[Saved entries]
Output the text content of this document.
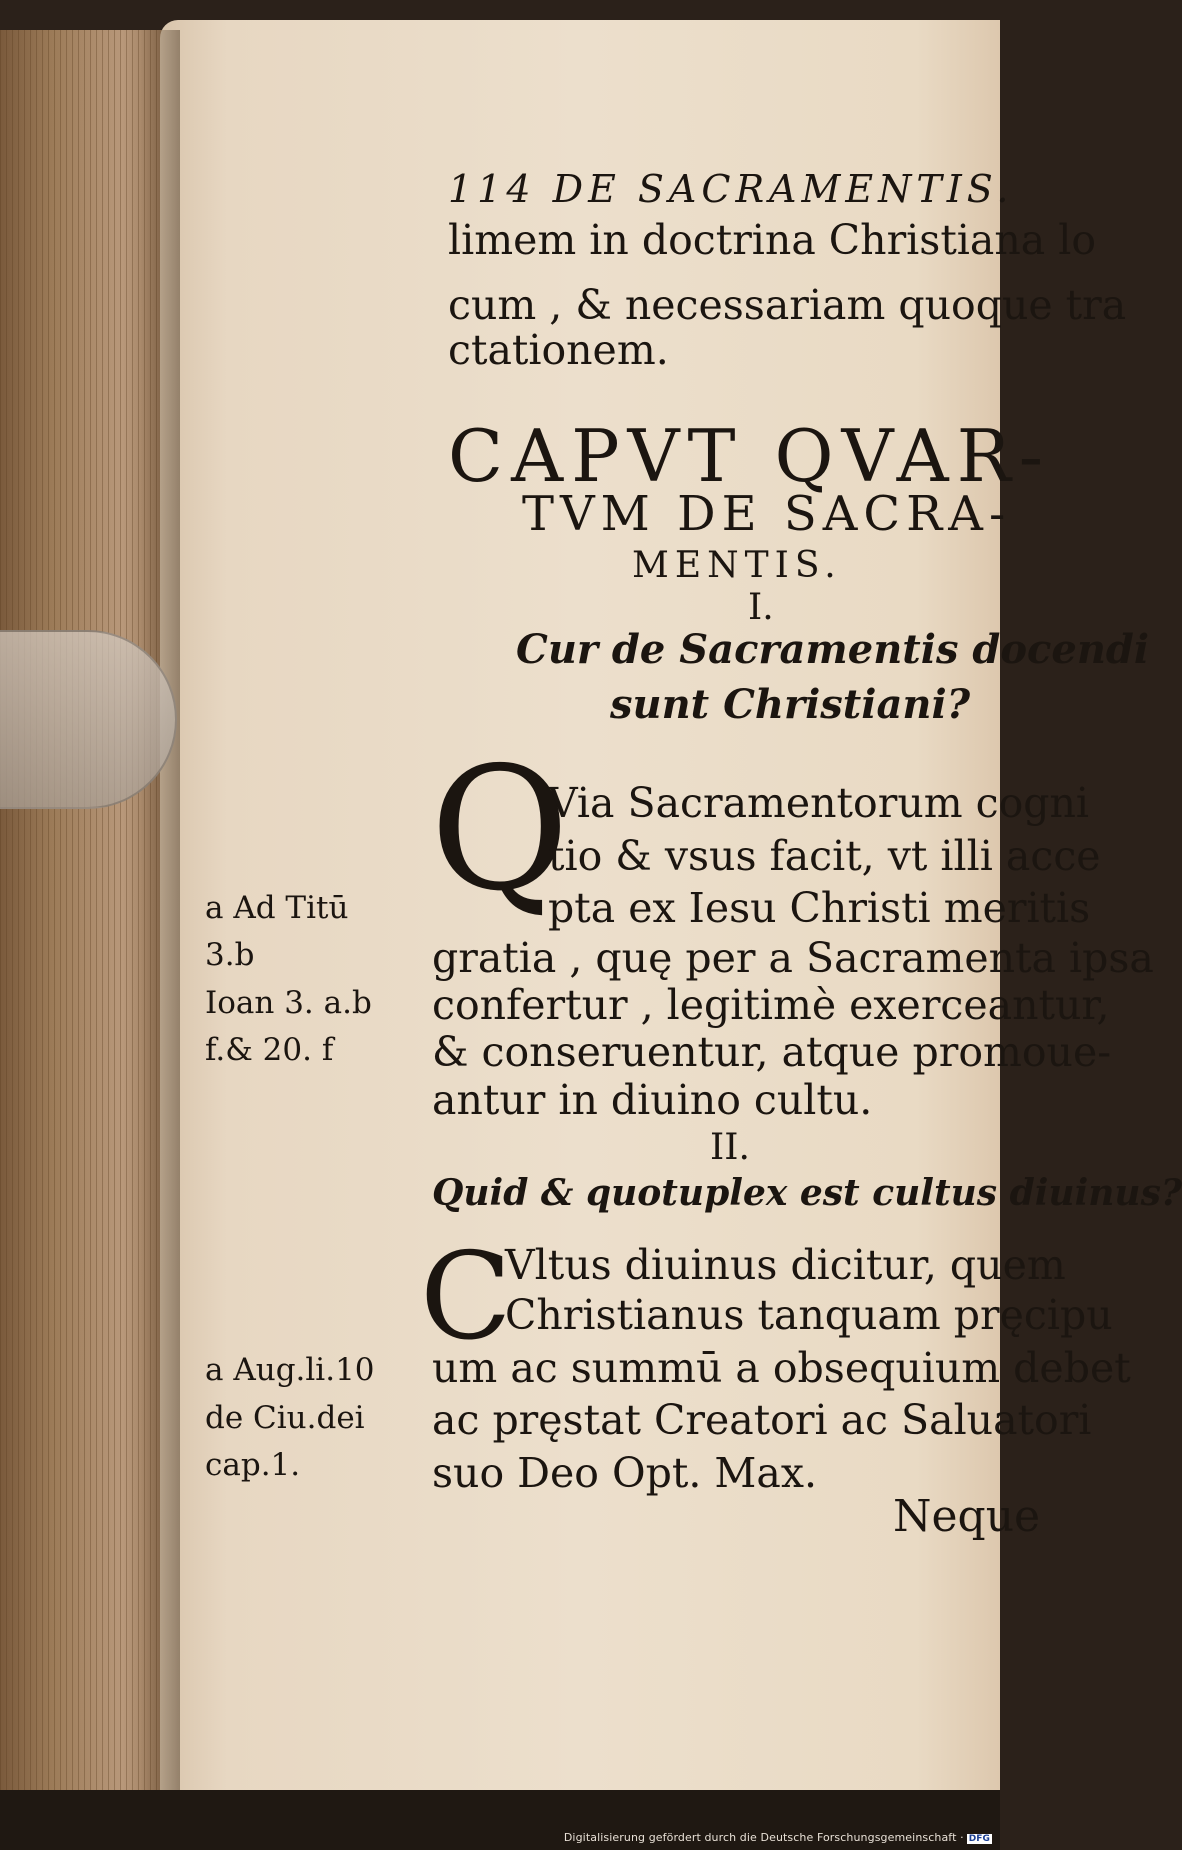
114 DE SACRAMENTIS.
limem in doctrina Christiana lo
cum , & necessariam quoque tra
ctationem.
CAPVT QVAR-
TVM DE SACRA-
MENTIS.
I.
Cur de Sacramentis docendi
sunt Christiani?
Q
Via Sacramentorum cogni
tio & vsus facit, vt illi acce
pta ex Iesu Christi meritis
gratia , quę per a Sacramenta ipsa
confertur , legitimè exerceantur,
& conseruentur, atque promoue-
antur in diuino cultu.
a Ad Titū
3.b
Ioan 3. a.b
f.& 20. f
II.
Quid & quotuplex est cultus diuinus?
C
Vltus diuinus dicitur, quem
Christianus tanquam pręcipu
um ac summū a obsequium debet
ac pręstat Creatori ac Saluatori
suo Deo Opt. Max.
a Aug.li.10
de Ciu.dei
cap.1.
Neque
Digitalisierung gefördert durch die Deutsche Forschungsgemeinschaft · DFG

Problem statement: Each record must be quoted in full and exactly. Do not include the pictures.

Answer for the task:
Output the text content of this document.
114 DE SACRAMENTIS.
limem in doctrina Christiana lo
cum , & necessariam quoque tra
ctationem.
CAPVT QVAR-
TVM DE SACRA-
MENTIS.
I.
Cur de Sacramentis docendi
sunt Christiani?
Q
Via Sacramentorum cogni
tio & vsus facit, vt illi acce
pta ex Iesu Christi meritis
gratia , quę per a Sacramenta ipsa
confertur , legitimè exerceantur,
& conseruentur, atque promoue-
antur in diuino cultu.
a Ad Titū
3.b
Ioan 3. a.b
f.& 20. f
II.
Quid & quotuplex est cultus diuinus?
C
Vltus diuinus dicitur, quem
Christianus tanquam pręcipu
um ac summū a obsequium debet
ac pręstat Creatori ac Saluatori
suo Deo Opt. Max.
a Aug.li.10
de Ciu.dei
cap.1.
Neque
Digitalisierung gefördert durch die Deutsche Forschungsgemeinschaft · DFG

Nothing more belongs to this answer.